OBJECTIVE: Look for "dobbelt" in the listing below. Gather each line that contains it.

>> begin GIVEN DATA

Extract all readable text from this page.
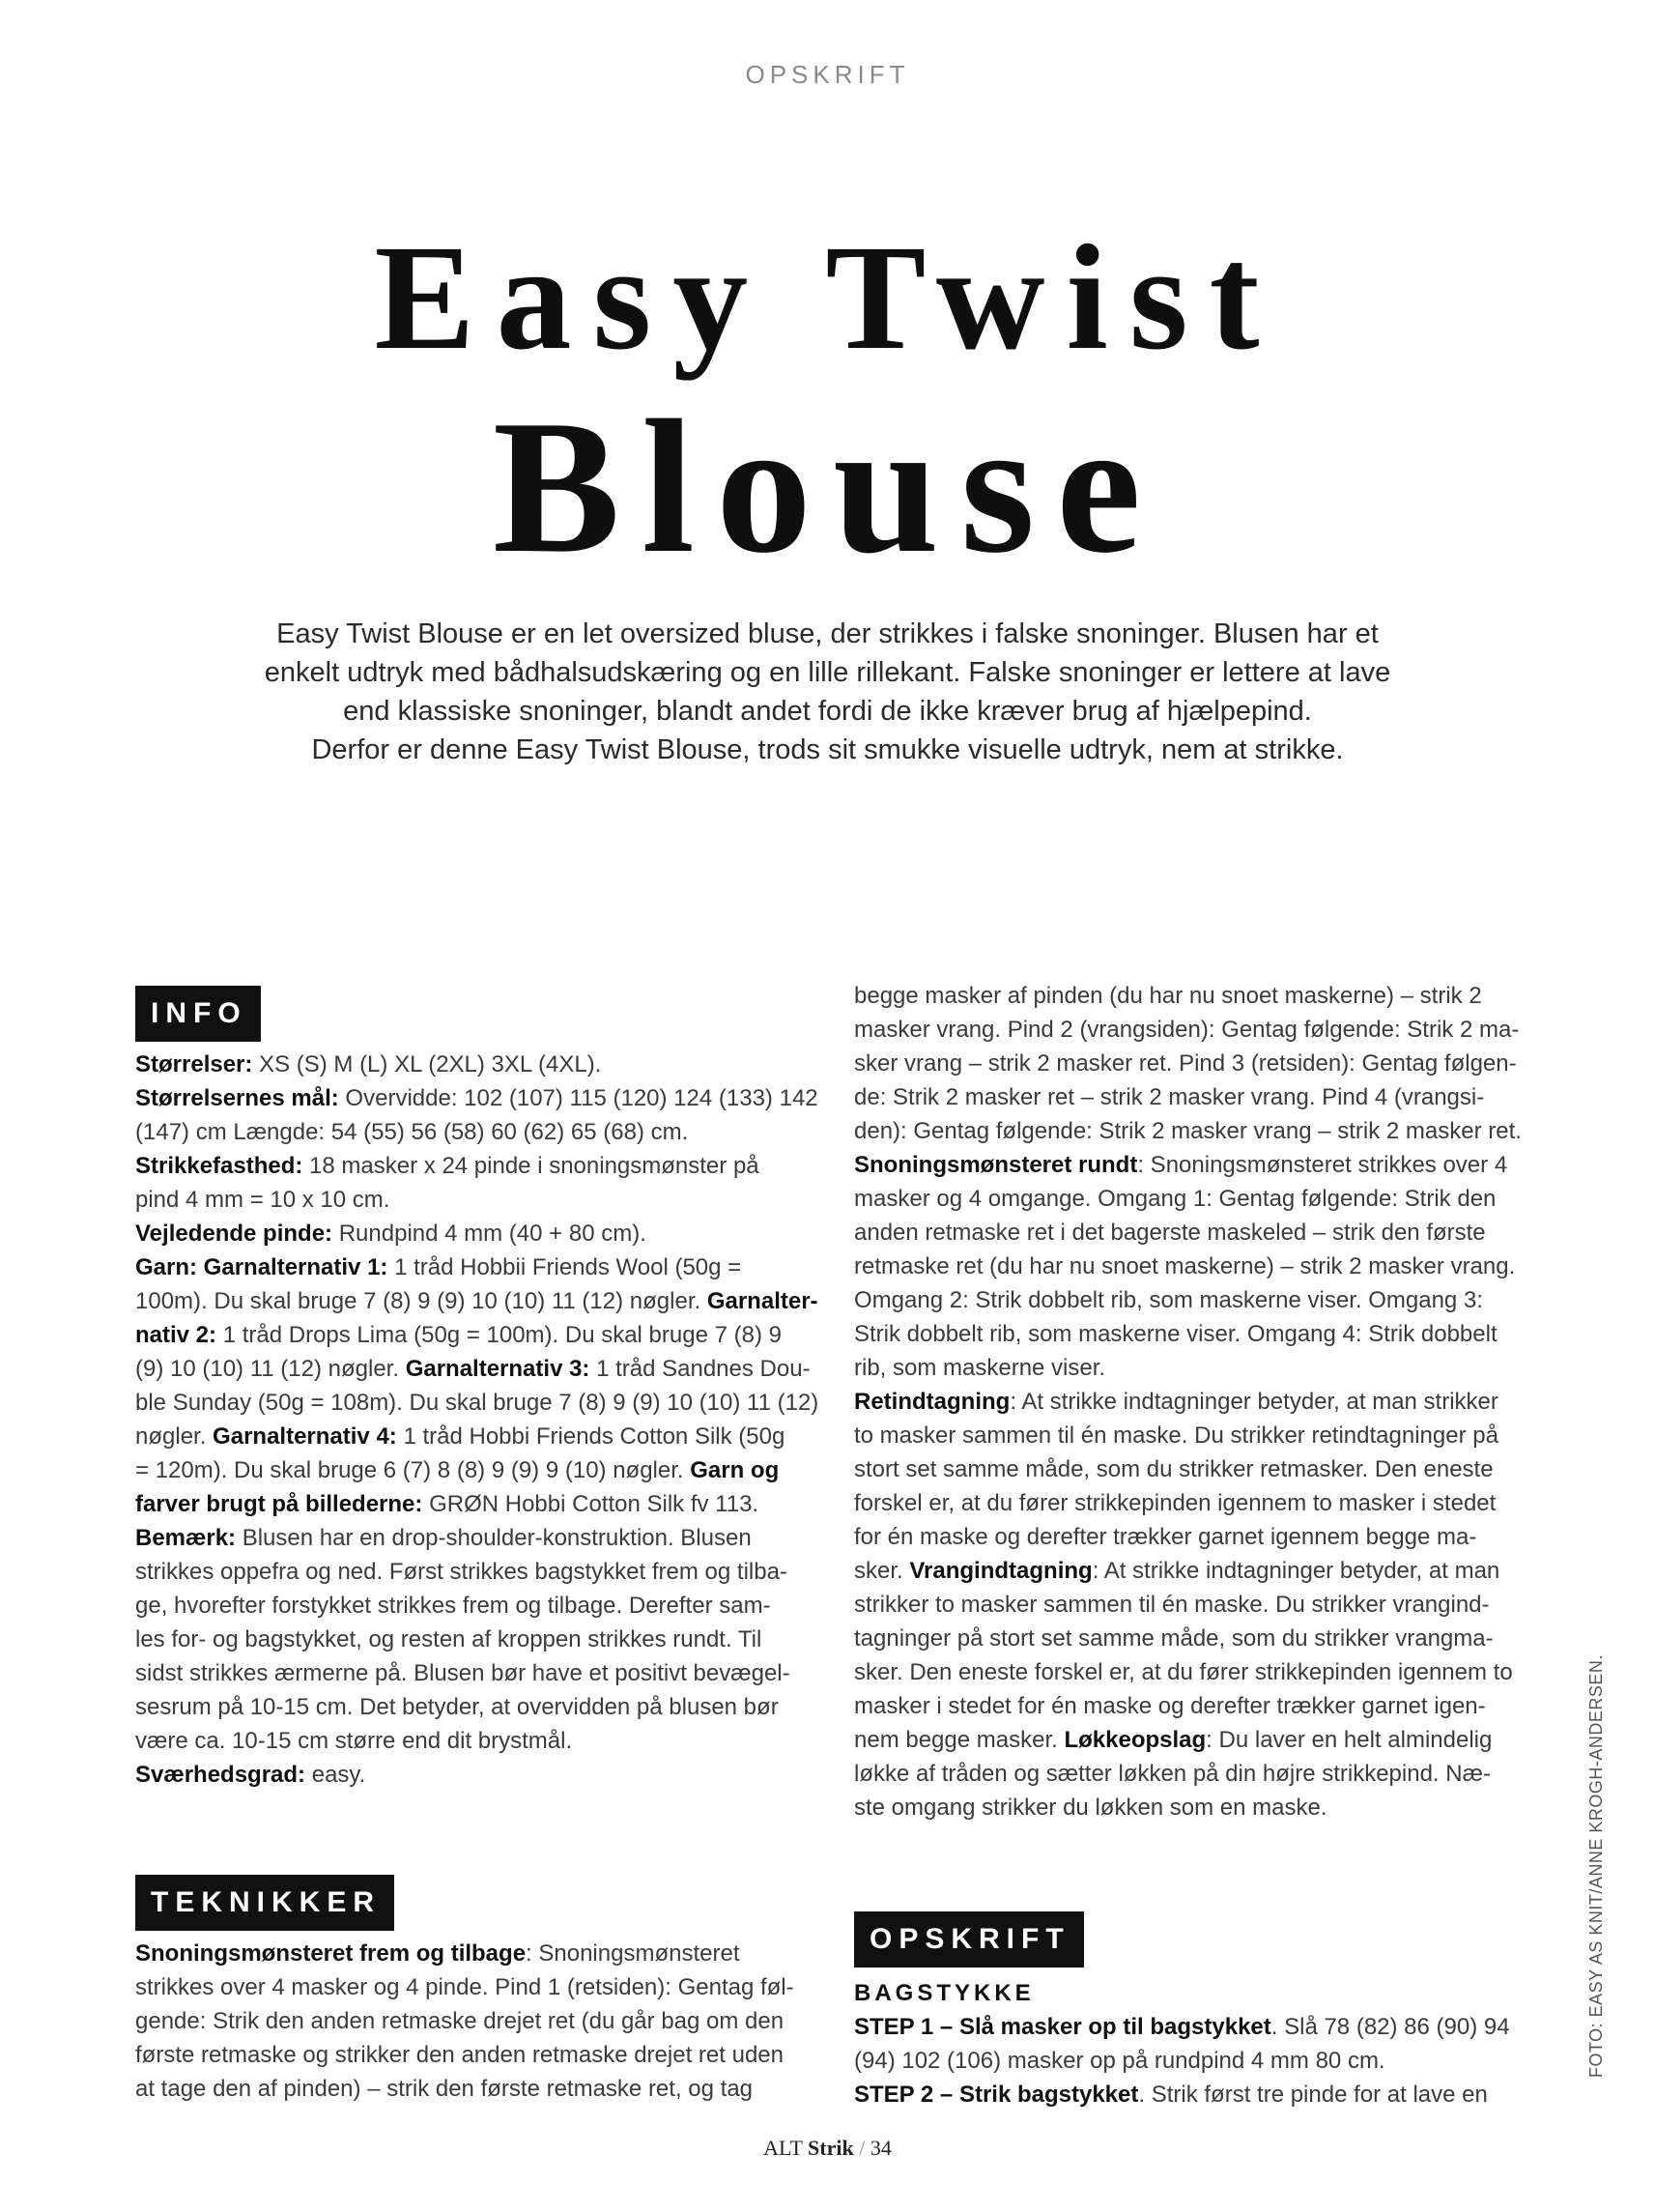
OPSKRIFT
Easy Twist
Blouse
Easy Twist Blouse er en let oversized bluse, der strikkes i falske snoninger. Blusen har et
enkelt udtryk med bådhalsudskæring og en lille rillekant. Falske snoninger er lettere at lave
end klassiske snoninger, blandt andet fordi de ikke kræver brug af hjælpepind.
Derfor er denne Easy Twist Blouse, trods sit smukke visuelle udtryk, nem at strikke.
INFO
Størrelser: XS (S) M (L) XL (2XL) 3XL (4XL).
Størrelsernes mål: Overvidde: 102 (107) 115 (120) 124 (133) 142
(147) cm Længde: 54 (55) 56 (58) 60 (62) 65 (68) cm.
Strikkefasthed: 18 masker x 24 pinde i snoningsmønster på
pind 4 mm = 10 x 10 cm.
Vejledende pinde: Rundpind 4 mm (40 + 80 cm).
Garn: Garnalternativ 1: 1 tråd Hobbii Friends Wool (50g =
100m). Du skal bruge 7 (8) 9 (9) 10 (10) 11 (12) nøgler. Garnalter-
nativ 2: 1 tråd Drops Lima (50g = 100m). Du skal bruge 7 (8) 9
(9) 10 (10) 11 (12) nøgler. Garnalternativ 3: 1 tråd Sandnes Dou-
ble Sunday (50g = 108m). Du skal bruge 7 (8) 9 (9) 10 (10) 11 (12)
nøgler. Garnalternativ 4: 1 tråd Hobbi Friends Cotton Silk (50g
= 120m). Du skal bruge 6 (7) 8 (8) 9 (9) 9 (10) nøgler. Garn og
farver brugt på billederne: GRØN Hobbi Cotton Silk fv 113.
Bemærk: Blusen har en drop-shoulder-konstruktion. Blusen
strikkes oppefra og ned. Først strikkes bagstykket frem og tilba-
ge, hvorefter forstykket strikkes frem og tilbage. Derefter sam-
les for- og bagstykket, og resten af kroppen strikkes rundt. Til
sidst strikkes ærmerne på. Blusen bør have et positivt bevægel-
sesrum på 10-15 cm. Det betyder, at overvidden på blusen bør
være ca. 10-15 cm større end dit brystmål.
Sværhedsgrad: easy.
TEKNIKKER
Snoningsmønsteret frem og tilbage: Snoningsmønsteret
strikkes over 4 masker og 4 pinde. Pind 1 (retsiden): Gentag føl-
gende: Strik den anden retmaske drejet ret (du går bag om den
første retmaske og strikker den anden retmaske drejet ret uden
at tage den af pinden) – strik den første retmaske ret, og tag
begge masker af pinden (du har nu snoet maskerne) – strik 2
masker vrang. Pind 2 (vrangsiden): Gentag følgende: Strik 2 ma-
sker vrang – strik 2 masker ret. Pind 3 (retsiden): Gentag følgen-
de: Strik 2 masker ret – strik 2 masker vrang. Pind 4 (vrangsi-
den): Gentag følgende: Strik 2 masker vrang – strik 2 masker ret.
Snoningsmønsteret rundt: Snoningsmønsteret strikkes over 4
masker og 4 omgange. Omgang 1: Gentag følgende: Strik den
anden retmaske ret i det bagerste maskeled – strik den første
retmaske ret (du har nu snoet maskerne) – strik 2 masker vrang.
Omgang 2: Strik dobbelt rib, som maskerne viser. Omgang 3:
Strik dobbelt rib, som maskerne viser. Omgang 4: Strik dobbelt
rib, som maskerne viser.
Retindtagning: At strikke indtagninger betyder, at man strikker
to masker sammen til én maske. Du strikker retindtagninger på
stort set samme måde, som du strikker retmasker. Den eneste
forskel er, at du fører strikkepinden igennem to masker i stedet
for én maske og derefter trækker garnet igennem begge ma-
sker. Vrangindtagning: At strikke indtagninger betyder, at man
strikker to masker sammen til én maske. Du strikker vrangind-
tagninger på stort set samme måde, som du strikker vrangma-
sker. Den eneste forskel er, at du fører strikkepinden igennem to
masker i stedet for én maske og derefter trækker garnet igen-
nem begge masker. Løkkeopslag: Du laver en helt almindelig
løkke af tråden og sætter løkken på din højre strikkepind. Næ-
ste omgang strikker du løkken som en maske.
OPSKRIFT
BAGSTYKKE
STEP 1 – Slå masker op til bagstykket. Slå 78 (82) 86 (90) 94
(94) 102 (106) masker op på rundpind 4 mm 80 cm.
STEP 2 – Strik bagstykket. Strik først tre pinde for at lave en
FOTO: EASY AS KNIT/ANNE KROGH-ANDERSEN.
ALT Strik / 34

>> end GIVEN DATA

FINAL ANSWER:
Omgang 2: Strik dobbelt rib, som maskerne viser. Omgang 3:
Strik dobbelt rib, som maskerne viser. Omgang 4: Strik dobbelt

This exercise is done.